◆ **STATED GOAL**
In the copy, include every entry exactly but none of the images.

◆ **SOURCE MATERIAL**
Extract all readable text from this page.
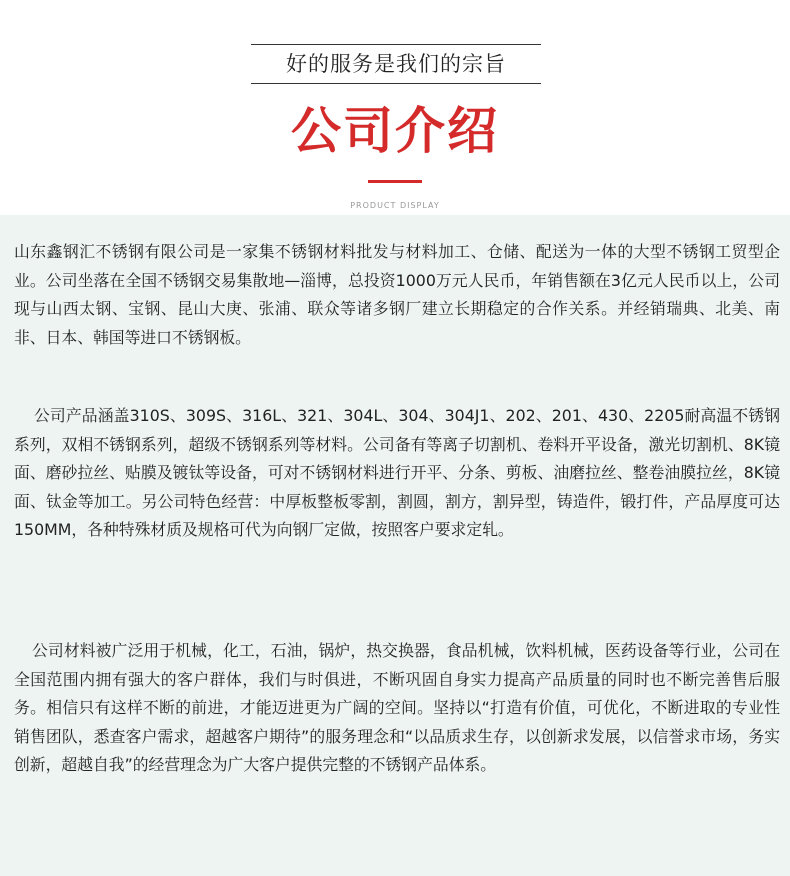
好的服务是我们的宗旨
公司介绍
PRODUCT DISPLAY

山东鑫钢汇不锈钢有限公司是一家集不锈钢材料批发与材料加工、仓储、配送为一体的大型不锈钢工贸型企业。公司坐落在全国不锈钢交易集散地—淄博，总投资1000万元人民币，年销售额在3亿元人民币以上，公司现与山西太钢、宝钢、昆山大庚、张浦、联众等诸多钢厂建立长期稳定的合作关系。并经销瑞典、北美、南非、日本、韩国等进口不锈钢板。

公司产品涵盖310S、309S、316L、321、304L、304、304J1、202、201、430、2205耐高温不锈钢系列，双相不锈钢系列，超级不锈钢系列等材料。公司备有等离子切割机、卷料开平设备，激光切割机、8K镜面、磨砂拉丝、贴膜及镀钛等设备，可对不锈钢材料进行开平、分条、剪板、油磨拉丝、整卷油膜拉丝，8K镜面、钛金等加工。另公司特色经营：中厚板整板零割，割圆，割方，割异型，铸造件，锻打件，产品厚度可达150MM，各种特殊材质及规格可代为向钢厂定做，按照客户要求定轧。

公司材料被广泛用于机械，化工，石油，锅炉，热交换器，食品机械，饮料机械，医药设备等行业，公司在全国范围内拥有强大的客户群体，我们与时俱进，不断巩固自身实力提高产品质量的同时也不断完善售后服务。相信只有这样不断的前进，才能迈进更为广阔的空间。坚持以“打造有价值，可优化，不断进取的专业性销售团队，悉查客户需求，超越客户期待”的服务理念和“以品质求生存，以创新求发展，以信誉求市场，务实创新，超越自我”的经营理念为广大客户提供完整的不锈钢产品体系。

◆ **EXERCISE ANSWER**
Extract all readable text from this page.
好的服务是我们的宗旨
公司介绍
PRODUCT DISPLAY

山东鑫钢汇不锈钢有限公司是一家集不锈钢材料批发与材料加工、仓储、配送为一体的大型不锈钢工贸型企业。公司坐落在全国不锈钢交易集散地—淄博，总投资1000万元人民币，年销售额在3亿元人民币以上，公司现与山西太钢、宝钢、昆山大庚、张浦、联众等诸多钢厂建立长期稳定的合作关系。并经销瑞典、北美、南非、日本、韩国等进口不锈钢板。

公司产品涵盖310S、309S、316L、321、304L、304、304J1、202、201、430、2205耐高温不锈钢系列，双相不锈钢系列，超级不锈钢系列等材料。公司备有等离子切割机、卷料开平设备，激光切割机、8K镜面、磨砂拉丝、贴膜及镀钛等设备，可对不锈钢材料进行开平、分条、剪板、油磨拉丝、整卷油膜拉丝，8K镜面、钛金等加工。另公司特色经营：中厚板整板零割，割圆，割方，割异型，铸造件，锻打件，产品厚度可达150MM，各种特殊材质及规格可代为向钢厂定做，按照客户要求定轧。

公司材料被广泛用于机械，化工，石油，锅炉，热交换器，食品机械，饮料机械，医药设备等行业，公司在全国范围内拥有强大的客户群体，我们与时俱进，不断巩固自身实力提高产品质量的同时也不断完善售后服务。相信只有这样不断的前进，才能迈进更为广阔的空间。坚持以“打造有价值，可优化，不断进取的专业性销售团队，悉查客户需求，超越客户期待”的服务理念和“以品质求生存，以创新求发展，以信誉求市场，务实创新，超越自我”的经营理念为广大客户提供完整的不锈钢产品体系。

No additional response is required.